From the listing below, extract every line containing "document".

Dataset records
•••••
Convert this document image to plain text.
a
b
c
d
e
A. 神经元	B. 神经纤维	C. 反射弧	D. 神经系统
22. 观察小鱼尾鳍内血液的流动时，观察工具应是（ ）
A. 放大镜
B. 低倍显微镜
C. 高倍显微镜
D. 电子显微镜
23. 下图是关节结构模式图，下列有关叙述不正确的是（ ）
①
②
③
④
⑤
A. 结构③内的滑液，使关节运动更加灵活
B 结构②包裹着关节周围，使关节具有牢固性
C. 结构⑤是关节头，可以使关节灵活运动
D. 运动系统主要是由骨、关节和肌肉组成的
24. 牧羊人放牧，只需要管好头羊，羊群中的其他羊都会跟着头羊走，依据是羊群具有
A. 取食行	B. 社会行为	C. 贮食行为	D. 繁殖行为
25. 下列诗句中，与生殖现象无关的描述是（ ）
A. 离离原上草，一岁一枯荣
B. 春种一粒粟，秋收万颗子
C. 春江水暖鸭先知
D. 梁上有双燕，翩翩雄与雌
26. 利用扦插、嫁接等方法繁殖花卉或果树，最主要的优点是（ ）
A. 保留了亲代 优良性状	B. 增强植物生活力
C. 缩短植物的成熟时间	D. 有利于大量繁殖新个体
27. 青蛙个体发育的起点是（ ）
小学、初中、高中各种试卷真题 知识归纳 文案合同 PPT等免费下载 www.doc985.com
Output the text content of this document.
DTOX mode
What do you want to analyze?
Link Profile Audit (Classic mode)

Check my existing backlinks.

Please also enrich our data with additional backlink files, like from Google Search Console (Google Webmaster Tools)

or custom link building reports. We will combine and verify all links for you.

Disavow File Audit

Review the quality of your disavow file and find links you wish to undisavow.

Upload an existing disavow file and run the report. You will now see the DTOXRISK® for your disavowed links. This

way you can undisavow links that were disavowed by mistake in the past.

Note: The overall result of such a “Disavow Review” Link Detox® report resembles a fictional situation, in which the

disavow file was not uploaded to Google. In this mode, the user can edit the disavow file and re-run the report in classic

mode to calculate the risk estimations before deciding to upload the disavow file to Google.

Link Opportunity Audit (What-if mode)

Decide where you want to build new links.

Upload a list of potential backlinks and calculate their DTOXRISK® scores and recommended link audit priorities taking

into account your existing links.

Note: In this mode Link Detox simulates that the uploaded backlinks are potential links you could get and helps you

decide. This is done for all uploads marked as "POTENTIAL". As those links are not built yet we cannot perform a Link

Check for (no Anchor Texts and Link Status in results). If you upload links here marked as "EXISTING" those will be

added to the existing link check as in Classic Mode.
•••••
* [SOLUTION TO THIS TASK]
Convert this document image to plain text.
Output the text content of this document.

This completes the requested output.